Apart from the pictures, print the data below exactly as given.

*** Given information ***

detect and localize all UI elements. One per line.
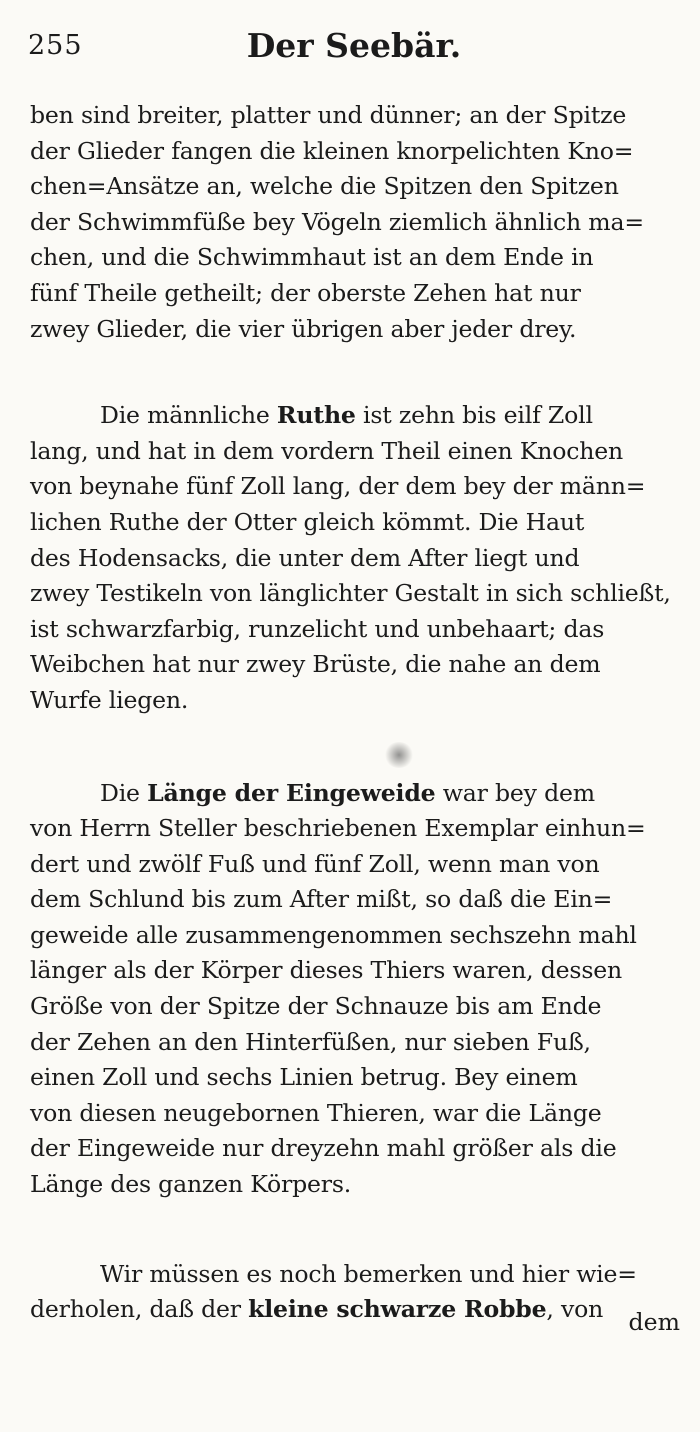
text-line: dem Schlund bis zum After mißt, so daß die Ein= [30, 885, 613, 914]
text-line: Größe von der Spitze der Schnauze bis am Ende [30, 992, 602, 1021]
paragraph-1 [30, 98, 685, 347]
text-line: der Schwimmfüße bey Vögeln ziemlich ähnlich ma= [30, 207, 644, 236]
running-title: Der Seebär. [246, 26, 462, 65]
text-line: Wir müssen es noch bemerken und hier wie= [100, 1259, 637, 1288]
text-line: Länge des ganzen Körpers. [30, 1170, 352, 1199]
text-line: Weibchen hat nur zwey Brüste, die nahe an dem [30, 650, 601, 679]
text-line: fünf Theile getheilt; der oberste Zehen hat nur [30, 278, 581, 307]
emphasis-ruthe: Ruthe [276, 401, 356, 430]
text-run: Die männliche [100, 401, 277, 430]
ink-smudge [384, 742, 414, 768]
text-line [30, 398, 685, 434]
text-line: zwey Glieder, die vier übrigen aber jeder drey. [30, 314, 577, 343]
text-line: von Herrn Steller beschriebenen Exemplar einhun= [30, 814, 646, 843]
text-line: der Zehen an den Hinterfüßen, nur sieben Fuß, [30, 1027, 591, 1056]
page-header [28, 22, 680, 72]
paragraph-4 [30, 1257, 685, 1328]
catchword: dem [628, 1308, 680, 1336]
emphasis-kleine-schwarze-robbe: kleine schwarze Robbe [248, 1295, 547, 1324]
text-line: zwey Testikeln von länglichter Gestalt in sich schließt, [30, 579, 671, 608]
text-line: Wurfe liegen. [30, 685, 189, 714]
text-run: Die [100, 778, 148, 807]
text-line: ben sind breiter, platter und dünner; an der Spitze [30, 101, 627, 129]
text-line: geweide alle zusammengenommen sechszehn mahl [30, 920, 637, 949]
text-line: lichen Ruthe der Otter gleich kömmt. Die Haut [30, 507, 585, 536]
text-line: einen Zoll und sechs Linien betrug. Bey einem [30, 1063, 578, 1092]
text-line: chen=Ansätze an, welche die Spitzen den Spitzen [30, 172, 619, 201]
text-line: lang, und hat in dem vordern Theil einen Knochen [30, 436, 624, 465]
page-number: 255 [28, 30, 83, 61]
text-line: länger als der Körper dieses Thiers waren, dessen [30, 956, 622, 985]
text-line [30, 1292, 685, 1328]
emphasis-laenge-der-eingeweide: Länge der Eingeweide [147, 778, 436, 807]
paragraph-3 [30, 776, 685, 1203]
text-line: der Glieder fangen die kleinen knorpelichten Kno= [30, 136, 634, 165]
text-run: derholen, daß der [30, 1295, 249, 1324]
text-line: der Eingeweide nur dreyzehn mahl größer als die [30, 1134, 617, 1163]
body-text [30, 98, 685, 1328]
text-line: ist schwarzfarbig, runzelicht und unbehaart; das [30, 614, 605, 643]
text-line [30, 776, 685, 812]
text-line: von beynahe fünf Zoll lang, der dem bey der männ= [30, 472, 646, 501]
text-line: des Hodensacks, die unter dem After liegt und [30, 543, 580, 572]
text-run: ist zehn bis eilf Zoll [355, 401, 593, 430]
text-run: war bey dem [435, 778, 595, 807]
text-line: dert und zwölf Fuß und fünf Zoll, wenn man von [30, 849, 600, 878]
text-line: von diesen neugebornen Thieren, war die Länge [30, 1098, 602, 1127]
text-line: chen, und die Schwimmhaut ist an dem Ende in [30, 243, 594, 272]
paragraph-2 [30, 398, 685, 718]
text-run: , von [546, 1295, 604, 1324]
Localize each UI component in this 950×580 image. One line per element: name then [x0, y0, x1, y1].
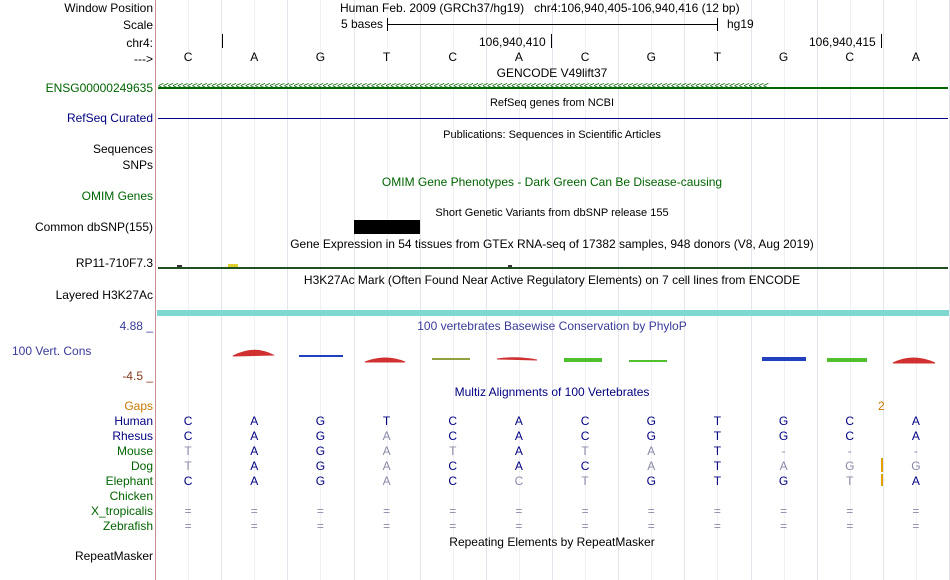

*** End of Given information ***

**Exercise answer:**
detect and localize all UI elements. One per line.
text-line: dem Schlund bis zum After mißt, so daß die Ein= [30, 885, 613, 914]
text-line: Größe von der Spitze der Schnauze bis am Ende [30, 992, 602, 1021]
paragraph-1 [30, 98, 685, 347]
text-line: der Schwimmfüße bey Vögeln ziemlich ähnlich ma= [30, 207, 644, 236]
running-title: Der Seebär. [246, 26, 462, 65]
text-line: Wir müssen es noch bemerken und hier wie= [100, 1259, 637, 1288]
text-line: Länge des ganzen Körpers. [30, 1170, 352, 1199]
text-line: Weibchen hat nur zwey Brüste, die nahe an dem [30, 650, 601, 679]
text-line: fünf Theile getheilt; der oberste Zehen hat nur [30, 278, 581, 307]
emphasis-ruthe: Ruthe [276, 401, 356, 430]
text-run: Die männliche [100, 401, 277, 430]
ink-smudge [384, 742, 414, 768]
text-line [30, 398, 685, 434]
text-line: zwey Glieder, die vier übrigen aber jeder drey. [30, 314, 577, 343]
text-line: von Herrn Steller beschriebenen Exemplar einhun= [30, 814, 646, 843]
text-line: der Zehen an den Hinterfüßen, nur sieben Fuß, [30, 1027, 591, 1056]
page-header [28, 22, 680, 72]
paragraph-4 [30, 1257, 685, 1328]
catchword: dem [628, 1308, 680, 1336]
emphasis-kleine-schwarze-robbe: kleine schwarze Robbe [248, 1295, 547, 1324]
text-line: zwey Testikeln von länglichter Gestalt in sich schließt, [30, 579, 671, 608]
text-line: Wurfe liegen. [30, 685, 189, 714]
text-run: Die [100, 778, 148, 807]
text-line: ben sind breiter, platter und dünner; an der Spitze [30, 101, 627, 129]
text-line: geweide alle zusammengenommen sechszehn mahl [30, 920, 637, 949]
text-line: lichen Ruthe der Otter gleich kömmt. Die Haut [30, 507, 585, 536]
text-line: einen Zoll und sechs Linien betrug. Bey einem [30, 1063, 578, 1092]
text-line: chen=Ansätze an, welche die Spitzen den Spitzen [30, 172, 619, 201]
text-line: lang, und hat in dem vordern Theil einen Knochen [30, 436, 624, 465]
page-number: 255 [28, 30, 83, 61]
text-line: länger als der Körper dieses Thiers waren, dessen [30, 956, 622, 985]
text-line [30, 1292, 685, 1328]
emphasis-laenge-der-eingeweide: Länge der Eingeweide [147, 778, 436, 807]
paragraph-3 [30, 776, 685, 1203]
text-line: der Glieder fangen die kleinen knorpelichten Kno= [30, 136, 634, 165]
text-run: derholen, daß der [30, 1295, 249, 1324]
text-line: der Eingeweide nur dreyzehn mahl größer als die [30, 1134, 617, 1163]
body-text [30, 98, 685, 1328]
text-line: ist schwarzfarbig, runzelicht und unbehaart; das [30, 614, 605, 643]
text-line [30, 776, 685, 812]
text-line: von beynahe fünf Zoll lang, der dem bey der männ= [30, 472, 646, 501]
text-line: des Hodensacks, die unter dem After liegt und [30, 543, 580, 572]
text-run: ist zehn bis eilf Zoll [355, 401, 593, 430]
text-run: war bey dem [435, 778, 595, 807]
text-line: dert und zwölf Fuß und fünf Zoll, wenn man von [30, 849, 600, 878]
text-line: von diesen neugebornen Thieren, war die Länge [30, 1098, 602, 1127]
text-line: chen, und die Schwimmhaut ist an dem Ende in [30, 243, 594, 272]
paragraph-2 [30, 398, 685, 718]
text-run: , von [546, 1295, 604, 1324]
Localize each UI component in this 950×580 image. One line per element: name then [x0, y0, x1, y1].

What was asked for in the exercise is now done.